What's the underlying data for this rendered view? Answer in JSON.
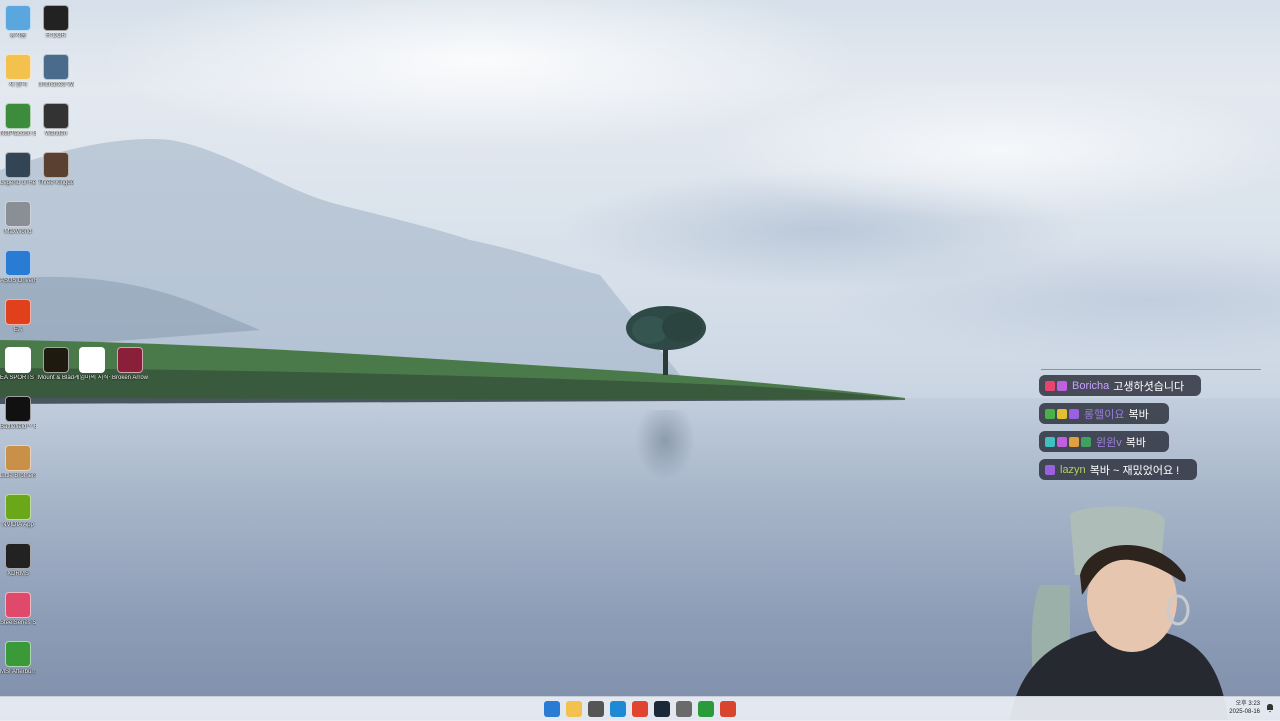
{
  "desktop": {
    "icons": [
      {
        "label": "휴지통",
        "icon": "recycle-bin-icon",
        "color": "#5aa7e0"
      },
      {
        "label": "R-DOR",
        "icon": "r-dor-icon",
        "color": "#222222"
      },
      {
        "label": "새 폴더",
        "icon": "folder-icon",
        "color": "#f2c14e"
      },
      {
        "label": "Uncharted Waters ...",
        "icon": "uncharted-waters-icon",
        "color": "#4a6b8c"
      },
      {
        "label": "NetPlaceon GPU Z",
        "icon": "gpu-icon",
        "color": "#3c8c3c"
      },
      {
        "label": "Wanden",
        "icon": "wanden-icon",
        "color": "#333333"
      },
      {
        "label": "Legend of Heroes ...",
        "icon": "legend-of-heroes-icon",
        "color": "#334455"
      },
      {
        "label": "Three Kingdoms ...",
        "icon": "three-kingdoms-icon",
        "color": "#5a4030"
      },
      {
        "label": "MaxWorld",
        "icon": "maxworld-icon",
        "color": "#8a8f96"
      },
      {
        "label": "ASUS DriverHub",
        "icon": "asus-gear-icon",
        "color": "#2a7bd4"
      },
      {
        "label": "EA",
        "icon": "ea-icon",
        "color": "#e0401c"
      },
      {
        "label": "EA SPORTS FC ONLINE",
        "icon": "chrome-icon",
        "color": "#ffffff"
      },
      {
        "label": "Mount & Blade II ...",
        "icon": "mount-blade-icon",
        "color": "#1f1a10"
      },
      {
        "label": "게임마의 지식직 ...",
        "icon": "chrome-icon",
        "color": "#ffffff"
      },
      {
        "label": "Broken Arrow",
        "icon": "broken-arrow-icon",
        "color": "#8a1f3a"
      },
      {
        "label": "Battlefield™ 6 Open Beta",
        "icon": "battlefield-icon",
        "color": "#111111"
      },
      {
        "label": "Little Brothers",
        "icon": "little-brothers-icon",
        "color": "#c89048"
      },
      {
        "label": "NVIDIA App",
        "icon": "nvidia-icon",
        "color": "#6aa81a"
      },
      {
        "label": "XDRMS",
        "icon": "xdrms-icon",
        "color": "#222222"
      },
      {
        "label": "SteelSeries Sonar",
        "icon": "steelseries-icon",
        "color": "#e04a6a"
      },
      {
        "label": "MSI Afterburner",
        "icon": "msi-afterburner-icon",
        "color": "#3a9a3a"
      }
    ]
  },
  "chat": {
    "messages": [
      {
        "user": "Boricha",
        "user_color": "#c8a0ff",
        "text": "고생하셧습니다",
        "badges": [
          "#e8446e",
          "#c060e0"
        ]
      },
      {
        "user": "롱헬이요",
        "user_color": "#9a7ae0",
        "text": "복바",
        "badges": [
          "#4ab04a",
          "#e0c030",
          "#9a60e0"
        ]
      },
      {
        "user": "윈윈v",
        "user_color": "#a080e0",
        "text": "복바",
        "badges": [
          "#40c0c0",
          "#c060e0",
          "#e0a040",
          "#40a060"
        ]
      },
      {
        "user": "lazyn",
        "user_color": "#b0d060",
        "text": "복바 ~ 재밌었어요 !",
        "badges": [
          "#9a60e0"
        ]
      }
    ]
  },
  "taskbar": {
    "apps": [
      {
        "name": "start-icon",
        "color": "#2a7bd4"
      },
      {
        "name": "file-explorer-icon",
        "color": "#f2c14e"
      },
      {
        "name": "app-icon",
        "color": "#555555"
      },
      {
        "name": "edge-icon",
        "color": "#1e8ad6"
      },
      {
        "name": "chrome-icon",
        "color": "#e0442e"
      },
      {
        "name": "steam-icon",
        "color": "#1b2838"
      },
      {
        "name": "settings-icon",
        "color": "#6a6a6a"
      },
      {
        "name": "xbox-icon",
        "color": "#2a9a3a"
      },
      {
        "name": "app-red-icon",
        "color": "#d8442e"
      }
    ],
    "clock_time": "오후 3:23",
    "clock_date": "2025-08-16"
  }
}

──────────────────────────────

DO THIS
From the data above, show each line that contains "text".

RESPONSE TO THIS EXERCISE
        "text": "고생하셧습니다",
        "text": "복바",
        "text": "복바",
        "text": "복바 ~ 재밌었어요 !",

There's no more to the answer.